— BEGIN TASK DATA —
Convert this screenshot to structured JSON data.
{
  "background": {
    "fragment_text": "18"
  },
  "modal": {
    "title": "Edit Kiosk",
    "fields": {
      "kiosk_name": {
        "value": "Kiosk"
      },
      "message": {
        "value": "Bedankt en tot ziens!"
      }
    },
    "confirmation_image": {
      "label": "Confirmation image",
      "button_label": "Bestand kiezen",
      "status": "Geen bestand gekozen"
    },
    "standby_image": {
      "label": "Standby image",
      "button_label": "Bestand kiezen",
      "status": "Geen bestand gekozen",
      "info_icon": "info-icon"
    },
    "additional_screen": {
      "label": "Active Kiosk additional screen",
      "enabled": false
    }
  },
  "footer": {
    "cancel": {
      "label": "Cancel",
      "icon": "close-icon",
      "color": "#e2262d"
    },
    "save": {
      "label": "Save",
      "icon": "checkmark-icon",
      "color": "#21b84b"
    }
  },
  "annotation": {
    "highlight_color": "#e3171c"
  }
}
— END TASK DATA —
— BEGIN TASK DATA —
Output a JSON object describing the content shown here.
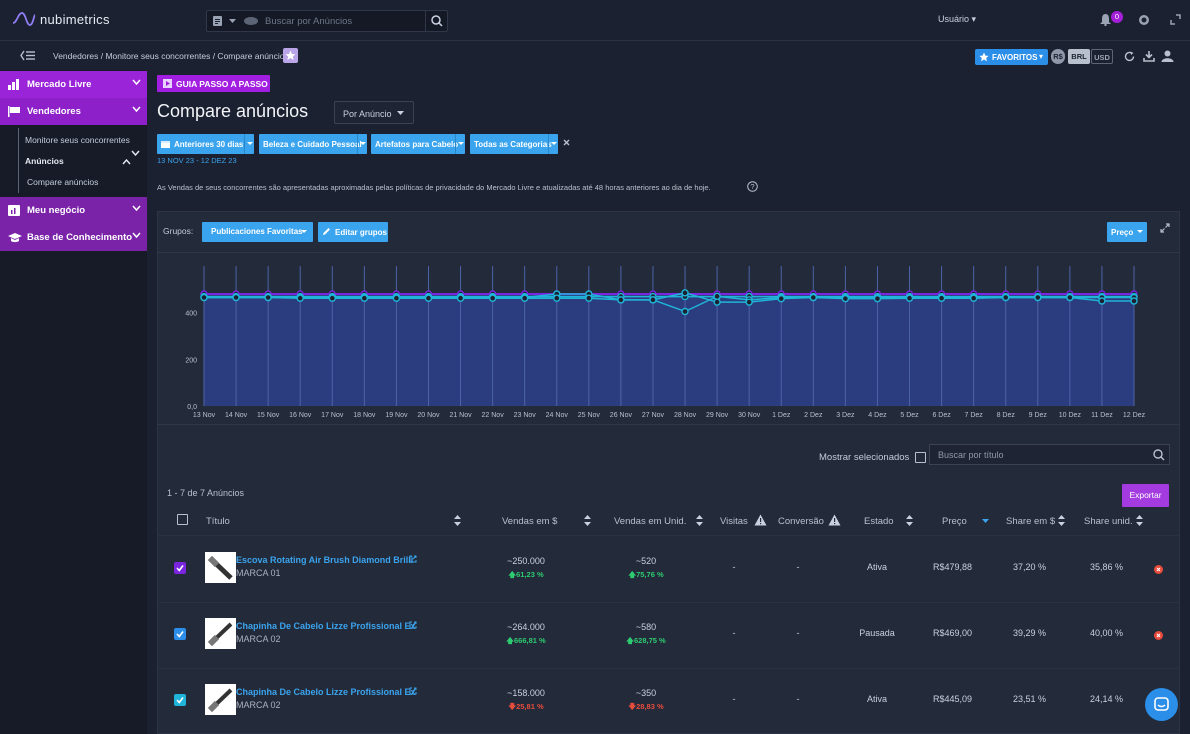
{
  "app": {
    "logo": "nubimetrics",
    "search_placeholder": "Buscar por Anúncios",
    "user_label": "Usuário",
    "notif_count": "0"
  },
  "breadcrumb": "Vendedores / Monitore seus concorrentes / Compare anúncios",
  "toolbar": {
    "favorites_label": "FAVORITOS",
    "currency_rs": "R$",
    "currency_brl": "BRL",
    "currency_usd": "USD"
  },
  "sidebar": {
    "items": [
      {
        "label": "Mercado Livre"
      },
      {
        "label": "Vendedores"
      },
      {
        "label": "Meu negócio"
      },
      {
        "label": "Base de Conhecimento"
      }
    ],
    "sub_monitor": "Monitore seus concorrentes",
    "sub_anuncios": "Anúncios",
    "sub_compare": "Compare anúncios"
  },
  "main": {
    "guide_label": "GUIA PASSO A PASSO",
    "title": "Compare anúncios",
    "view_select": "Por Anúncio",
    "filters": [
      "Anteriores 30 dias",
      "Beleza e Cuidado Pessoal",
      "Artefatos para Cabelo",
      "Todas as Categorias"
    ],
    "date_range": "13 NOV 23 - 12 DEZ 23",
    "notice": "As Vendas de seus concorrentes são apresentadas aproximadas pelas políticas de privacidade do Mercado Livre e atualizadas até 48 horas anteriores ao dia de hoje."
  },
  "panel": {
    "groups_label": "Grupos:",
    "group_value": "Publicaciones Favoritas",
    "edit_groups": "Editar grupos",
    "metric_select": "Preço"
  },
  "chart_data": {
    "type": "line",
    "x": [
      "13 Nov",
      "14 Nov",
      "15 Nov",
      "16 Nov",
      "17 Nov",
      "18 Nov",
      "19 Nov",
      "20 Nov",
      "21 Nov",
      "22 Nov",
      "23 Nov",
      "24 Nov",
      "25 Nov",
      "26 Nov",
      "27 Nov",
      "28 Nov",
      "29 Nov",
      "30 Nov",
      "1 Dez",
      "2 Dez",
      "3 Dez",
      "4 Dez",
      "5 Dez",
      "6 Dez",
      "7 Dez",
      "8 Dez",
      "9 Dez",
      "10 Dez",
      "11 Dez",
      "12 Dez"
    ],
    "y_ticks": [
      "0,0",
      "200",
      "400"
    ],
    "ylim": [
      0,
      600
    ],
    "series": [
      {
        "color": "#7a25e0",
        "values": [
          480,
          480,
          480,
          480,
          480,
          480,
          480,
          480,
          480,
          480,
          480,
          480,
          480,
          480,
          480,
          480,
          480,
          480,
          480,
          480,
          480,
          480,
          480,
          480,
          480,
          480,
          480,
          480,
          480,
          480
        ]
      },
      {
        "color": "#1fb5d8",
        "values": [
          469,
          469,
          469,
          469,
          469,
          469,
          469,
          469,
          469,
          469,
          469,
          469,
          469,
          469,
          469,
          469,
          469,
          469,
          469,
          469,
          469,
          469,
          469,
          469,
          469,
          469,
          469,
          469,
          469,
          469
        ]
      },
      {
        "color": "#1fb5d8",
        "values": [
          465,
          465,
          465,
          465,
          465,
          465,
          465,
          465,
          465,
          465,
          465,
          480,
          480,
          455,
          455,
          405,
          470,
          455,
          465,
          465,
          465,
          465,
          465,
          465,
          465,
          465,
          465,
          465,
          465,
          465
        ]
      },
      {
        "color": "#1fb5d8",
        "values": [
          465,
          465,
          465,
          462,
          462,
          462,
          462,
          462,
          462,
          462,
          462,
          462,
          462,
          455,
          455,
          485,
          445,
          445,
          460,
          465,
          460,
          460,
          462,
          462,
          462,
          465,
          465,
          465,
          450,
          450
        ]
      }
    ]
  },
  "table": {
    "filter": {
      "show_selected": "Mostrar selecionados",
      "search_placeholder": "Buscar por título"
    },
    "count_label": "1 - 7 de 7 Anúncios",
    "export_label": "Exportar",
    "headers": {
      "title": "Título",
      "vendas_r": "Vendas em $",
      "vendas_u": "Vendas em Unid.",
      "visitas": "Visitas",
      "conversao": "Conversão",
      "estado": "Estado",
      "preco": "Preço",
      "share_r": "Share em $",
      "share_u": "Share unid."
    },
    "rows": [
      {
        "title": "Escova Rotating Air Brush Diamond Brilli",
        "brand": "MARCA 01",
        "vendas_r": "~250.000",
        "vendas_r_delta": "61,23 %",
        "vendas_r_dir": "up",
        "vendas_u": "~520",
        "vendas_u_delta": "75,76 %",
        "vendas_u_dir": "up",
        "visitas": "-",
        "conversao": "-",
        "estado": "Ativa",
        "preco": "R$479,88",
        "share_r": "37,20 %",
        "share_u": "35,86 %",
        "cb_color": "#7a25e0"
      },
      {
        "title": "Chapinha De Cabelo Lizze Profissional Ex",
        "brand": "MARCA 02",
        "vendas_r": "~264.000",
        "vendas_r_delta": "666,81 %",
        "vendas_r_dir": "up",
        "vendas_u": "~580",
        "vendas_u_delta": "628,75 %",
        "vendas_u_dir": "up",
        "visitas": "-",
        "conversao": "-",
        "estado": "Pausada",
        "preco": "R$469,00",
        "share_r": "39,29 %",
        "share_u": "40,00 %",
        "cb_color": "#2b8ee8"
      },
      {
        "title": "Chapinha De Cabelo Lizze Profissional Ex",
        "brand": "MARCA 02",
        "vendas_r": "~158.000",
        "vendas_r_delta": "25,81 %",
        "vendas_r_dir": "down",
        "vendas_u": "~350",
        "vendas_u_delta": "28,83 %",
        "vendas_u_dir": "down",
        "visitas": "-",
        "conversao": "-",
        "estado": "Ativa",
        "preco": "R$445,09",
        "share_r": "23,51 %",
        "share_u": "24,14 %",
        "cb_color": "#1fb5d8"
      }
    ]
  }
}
— END TASK DATA —
TASK
Where a line holds "Compare", copy it out.

RESULT FOR THIS EXERCISE
  "breadcrumb": "Vendedores / Monitore seus concorrentes / Compare anúncios",
    "sub_compare": "Compare anúncios"
    "title": "Compare anúncios",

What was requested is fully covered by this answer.